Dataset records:
____

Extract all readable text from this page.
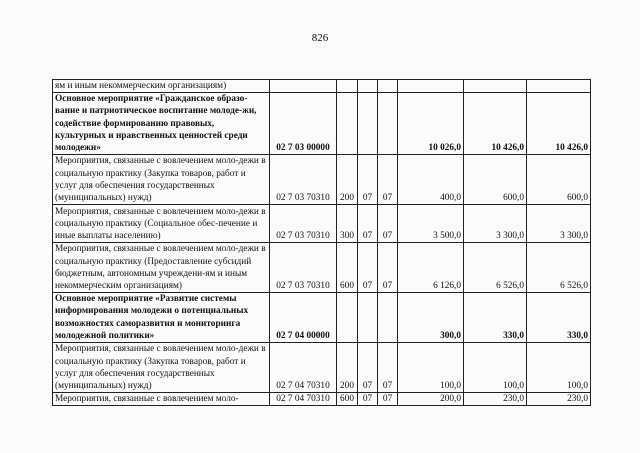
826
ям и иным некоммерческим организациям)							
Основное мероприятие «Гражданское образо-вание и патриотическое воспитание молоде-жи, содействие формированию правовых, культурных и нравственных ценностей среди молодежи»	02 7 03 00000				10 026,0	10 426,0	10 426,0
Мероприятия, связанные с вовлечением моло-дежи в социальную практику (Закупка товаров, работ и услуг для обеспечения государственных (муниципальных) нужд)	02 7 03 70310	200	07	07	400,0	600,0	600,0
Мероприятия, связанные с вовлечением моло-дежи в социальную практику (Социальное обес-печение и иные выплаты населению)	02 7 03 70310	300	07	07	3 500,0	3 300,0	3 300,0
Мероприятия, связанные с вовлечением моло-дежи в социальную практику (Предоставление субсидий бюджетным, автономным учреждени-ям и иным некоммерческим организациям)	02 7 03 70310	600	07	07	6 126,0	6 526,0	6 526,0
Основное мероприятие «Развитие системы информирования молодежи о потенциальных возможностях саморазвития и мониторинга молодежной политики»	02 7 04 00000				300,0	330,0	330,0
Мероприятия, связанные с вовлечением моло-дежи в социальную практику (Закупка товаров, работ и услуг для обеспечения государственных (муниципальных) нужд)	02 7 04 70310	200	07	07	100,0	100,0	100,0
Мероприятия, связанные с вовлечением моло-	02 7 04 70310	600	07	07	200,0	230,0	230,0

____

What you will do
Quote the preceding listing precisely and completely, omitting its images.

In response
Extract all readable text from this page.
826
ям и иным некоммерческим организациям)							
Основное мероприятие «Гражданское образо-вание и патриотическое воспитание молоде-жи, содействие формированию правовых, культурных и нравственных ценностей среди молодежи»	02 7 03 00000				10 026,0	10 426,0	10 426,0
Мероприятия, связанные с вовлечением моло-дежи в социальную практику (Закупка товаров, работ и услуг для обеспечения государственных (муниципальных) нужд)	02 7 03 70310	200	07	07	400,0	600,0	600,0
Мероприятия, связанные с вовлечением моло-дежи в социальную практику (Социальное обес-печение и иные выплаты населению)	02 7 03 70310	300	07	07	3 500,0	3 300,0	3 300,0
Мероприятия, связанные с вовлечением моло-дежи в социальную практику (Предоставление субсидий бюджетным, автономным учреждени-ям и иным некоммерческим организациям)	02 7 03 70310	600	07	07	6 126,0	6 526,0	6 526,0
Основное мероприятие «Развитие системы информирования молодежи о потенциальных возможностях саморазвития и мониторинга молодежной политики»	02 7 04 00000				300,0	330,0	330,0
Мероприятия, связанные с вовлечением моло-дежи в социальную практику (Закупка товаров, работ и услуг для обеспечения государственных (муниципальных) нужд)	02 7 04 70310	200	07	07	100,0	100,0	100,0
Мероприятия, связанные с вовлечением моло-	02 7 04 70310	600	07	07	200,0	230,0	230,0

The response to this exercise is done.